"""

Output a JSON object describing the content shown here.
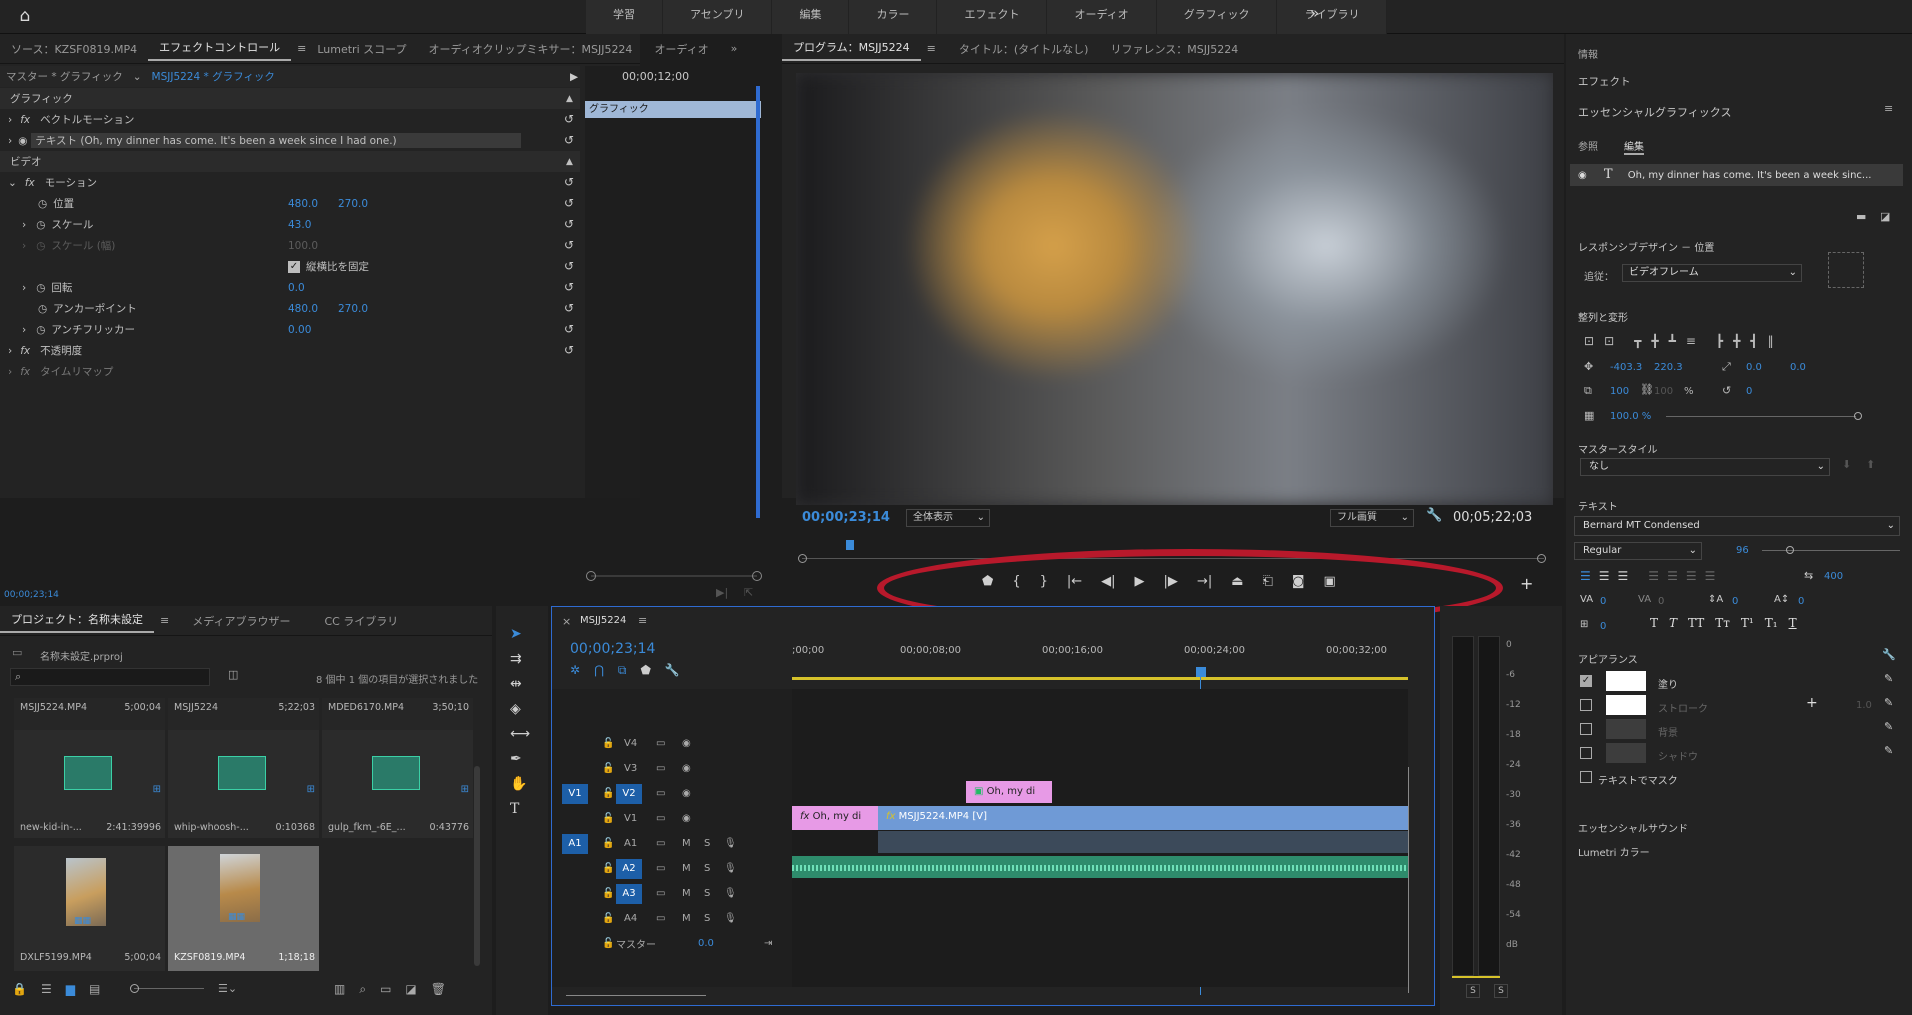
{
  "workspaces": [
    "学習",
    "アセンブリ",
    "編集",
    "カラー",
    "エフェクト",
    "オーディオ",
    "グラフィック",
    "ライブラリ"
  ],
  "ec": {
    "tabs": [
      "ソース：KZSF0819.MP4",
      "エフェクトコントロール",
      "Lumetri スコープ",
      "オーディオクリップミキサー：MSJJ5224",
      "オーディオ"
    ],
    "master": "マスター * グラフィック",
    "clip": "MSJJ5224 * グラフィック",
    "mini_time": "00;00;12;00",
    "mini_clip": "グラフィック",
    "sec_graphic": "グラフィック",
    "vector_motion": "ベクトルモーション",
    "text_layer": "テキスト (Oh, my dinner has come. It's been a week since I had one.)",
    "sec_video": "ビデオ",
    "motion": "モーション",
    "position": "位置",
    "pos_x": "480.0",
    "pos_y": "270.0",
    "scale": "スケール",
    "scale_v": "43.0",
    "scale_w": "スケール (幅)",
    "scale_w_v": "100.0",
    "uniform": "縦横比を固定",
    "rotation": "回転",
    "rotation_v": "0.0",
    "anchor": "アンカーポイント",
    "anchor_x": "480.0",
    "anchor_y": "270.0",
    "antiflicker": "アンチフリッカー",
    "antiflicker_v": "0.00",
    "opacity": "不透明度",
    "timeremap": "タイムリマップ",
    "footer_time": "00;00;23;14"
  },
  "prog": {
    "tabs": [
      "プログラム：MSJJ5224",
      "タイトル：(タイトルなし)",
      "リファレンス：MSJJ5224"
    ],
    "timecode": "00;00;23;14",
    "fit": "全体表示",
    "quality": "フル画質",
    "duration": "00;05;22;03"
  },
  "right": {
    "info": "情報",
    "effects": "エフェクト",
    "eg": "エッセンシャルグラフィックス",
    "tab_browse": "参照",
    "tab_edit": "編集",
    "layer": "Oh, my dinner has come. It's been a week sinc...",
    "responsive": "レスポンシブデザイン － 位置",
    "follow_label": "追従：",
    "follow_value": "ビデオフレーム",
    "align": "整列と変形",
    "pos_x": "-403.3",
    "pos_y": "220.3",
    "anc_x": "0.0",
    "anc_y": "0.0",
    "scale": "100",
    "scale2": "100",
    "pct": "%",
    "rot": "0",
    "opacity": "100.0 %",
    "master_style": "マスタースタイル",
    "master_style_v": "なし",
    "text": "テキスト",
    "font": "Bernard MT Condensed",
    "style": "Regular",
    "size": "96",
    "tracking": "400",
    "kern": "0",
    "track2": "0",
    "lead": "0",
    "base": "0",
    "tsume": "0",
    "appearance": "アピアランス",
    "fill": "塗り",
    "stroke": "ストローク",
    "stroke_w": "1.0",
    "bg": "背景",
    "shadow": "シャドウ",
    "mask": "テキストでマスク",
    "sound": "エッセンシャルサウンド",
    "lumetri": "Lumetri カラー"
  },
  "proj": {
    "tabs": [
      "プロジェクト：名称未設定",
      "メディアブラウザー",
      "CC ライブラリ"
    ],
    "file": "名称未設定.prproj",
    "count": "8 個中 1 個の項目が選択されました",
    "items": [
      {
        "name": "MSJJ5224.MP4",
        "dur": "5;00;04"
      },
      {
        "name": "MSJJ5224",
        "dur": "5;22;03"
      },
      {
        "name": "MDED6170.MP4",
        "dur": "3;50;10"
      },
      {
        "name": "new-kid-in-...",
        "dur": "2:41:39996"
      },
      {
        "name": "whip-whoosh-...",
        "dur": "0:10368"
      },
      {
        "name": "gulp_fkm_-6E_...",
        "dur": "0:43776"
      },
      {
        "name": "DXLF5199.MP4",
        "dur": "5;00;04"
      },
      {
        "name": "KZSF0819.MP4",
        "dur": "1;18;18"
      }
    ]
  },
  "tl": {
    "seq": "MSJJ5224",
    "timecode": "00;00;23;14",
    "ruler": [
      ";00;00",
      "00;00;08;00",
      "00;00;16;00",
      "00;00;24;00",
      "00;00;32;00"
    ],
    "tracks": [
      "V4",
      "V3",
      "V2",
      "V1",
      "A1",
      "A2",
      "A3",
      "A4"
    ],
    "src_v": "V1",
    "src_a": "A1",
    "m": "M",
    "s": "S",
    "master": "マスター",
    "master_v": "0.0",
    "clip_graphic_v2": "Oh, my di",
    "clip_graphic_v1": "Oh, my di",
    "clip_video": "MSJJ5224.MP4 [V]",
    "fx": "fx"
  },
  "meter": {
    "scale": [
      "0",
      "-6",
      "-12",
      "-18",
      "-24",
      "-30",
      "-36",
      "-42",
      "-48",
      "-54",
      "dB"
    ],
    "s1": "S",
    "s2": "S"
  }
}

"""

§ **Directions for this task**
Transcribe the full listing above exactly as it stands, minus the pictures.

§ **Correct result**
Output a JSON object describing the content shown here.
{
  "workspaces": [
    "学習",
    "アセンブリ",
    "編集",
    "カラー",
    "エフェクト",
    "オーディオ",
    "グラフィック",
    "ライブラリ"
  ],
  "ec": {
    "tabs": [
      "ソース：KZSF0819.MP4",
      "エフェクトコントロール",
      "Lumetri スコープ",
      "オーディオクリップミキサー：MSJJ5224",
      "オーディオ"
    ],
    "master": "マスター * グラフィック",
    "clip": "MSJJ5224 * グラフィック",
    "mini_time": "00;00;12;00",
    "mini_clip": "グラフィック",
    "sec_graphic": "グラフィック",
    "vector_motion": "ベクトルモーション",
    "text_layer": "テキスト (Oh, my dinner has come. It's been a week since I had one.)",
    "sec_video": "ビデオ",
    "motion": "モーション",
    "position": "位置",
    "pos_x": "480.0",
    "pos_y": "270.0",
    "scale": "スケール",
    "scale_v": "43.0",
    "scale_w": "スケール (幅)",
    "scale_w_v": "100.0",
    "uniform": "縦横比を固定",
    "rotation": "回転",
    "rotation_v": "0.0",
    "anchor": "アンカーポイント",
    "anchor_x": "480.0",
    "anchor_y": "270.0",
    "antiflicker": "アンチフリッカー",
    "antiflicker_v": "0.00",
    "opacity": "不透明度",
    "timeremap": "タイムリマップ",
    "footer_time": "00;00;23;14"
  },
  "prog": {
    "tabs": [
      "プログラム：MSJJ5224",
      "タイトル：(タイトルなし)",
      "リファレンス：MSJJ5224"
    ],
    "timecode": "00;00;23;14",
    "fit": "全体表示",
    "quality": "フル画質",
    "duration": "00;05;22;03"
  },
  "right": {
    "info": "情報",
    "effects": "エフェクト",
    "eg": "エッセンシャルグラフィックス",
    "tab_browse": "参照",
    "tab_edit": "編集",
    "layer": "Oh, my dinner has come. It's been a week sinc...",
    "responsive": "レスポンシブデザイン － 位置",
    "follow_label": "追従：",
    "follow_value": "ビデオフレーム",
    "align": "整列と変形",
    "pos_x": "-403.3",
    "pos_y": "220.3",
    "anc_x": "0.0",
    "anc_y": "0.0",
    "scale": "100",
    "scale2": "100",
    "pct": "%",
    "rot": "0",
    "opacity": "100.0 %",
    "master_style": "マスタースタイル",
    "master_style_v": "なし",
    "text": "テキスト",
    "font": "Bernard MT Condensed",
    "style": "Regular",
    "size": "96",
    "tracking": "400",
    "kern": "0",
    "track2": "0",
    "lead": "0",
    "base": "0",
    "tsume": "0",
    "appearance": "アピアランス",
    "fill": "塗り",
    "stroke": "ストローク",
    "stroke_w": "1.0",
    "bg": "背景",
    "shadow": "シャドウ",
    "mask": "テキストでマスク",
    "sound": "エッセンシャルサウンド",
    "lumetri": "Lumetri カラー"
  },
  "proj": {
    "tabs": [
      "プロジェクト：名称未設定",
      "メディアブラウザー",
      "CC ライブラリ"
    ],
    "file": "名称未設定.prproj",
    "count": "8 個中 1 個の項目が選択されました",
    "items": [
      {
        "name": "MSJJ5224.MP4",
        "dur": "5;00;04"
      },
      {
        "name": "MSJJ5224",
        "dur": "5;22;03"
      },
      {
        "name": "MDED6170.MP4",
        "dur": "3;50;10"
      },
      {
        "name": "new-kid-in-...",
        "dur": "2:41:39996"
      },
      {
        "name": "whip-whoosh-...",
        "dur": "0:10368"
      },
      {
        "name": "gulp_fkm_-6E_...",
        "dur": "0:43776"
      },
      {
        "name": "DXLF5199.MP4",
        "dur": "5;00;04"
      },
      {
        "name": "KZSF0819.MP4",
        "dur": "1;18;18"
      }
    ]
  },
  "tl": {
    "seq": "MSJJ5224",
    "timecode": "00;00;23;14",
    "ruler": [
      ";00;00",
      "00;00;08;00",
      "00;00;16;00",
      "00;00;24;00",
      "00;00;32;00"
    ],
    "tracks": [
      "V4",
      "V3",
      "V2",
      "V1",
      "A1",
      "A2",
      "A3",
      "A4"
    ],
    "src_v": "V1",
    "src_a": "A1",
    "m": "M",
    "s": "S",
    "master": "マスター",
    "master_v": "0.0",
    "clip_graphic_v2": "Oh, my di",
    "clip_graphic_v1": "Oh, my di",
    "clip_video": "MSJJ5224.MP4 [V]",
    "fx": "fx"
  },
  "meter": {
    "scale": [
      "0",
      "-6",
      "-12",
      "-18",
      "-24",
      "-30",
      "-36",
      "-42",
      "-48",
      "-54",
      "dB"
    ],
    "s1": "S",
    "s2": "S"
  }
}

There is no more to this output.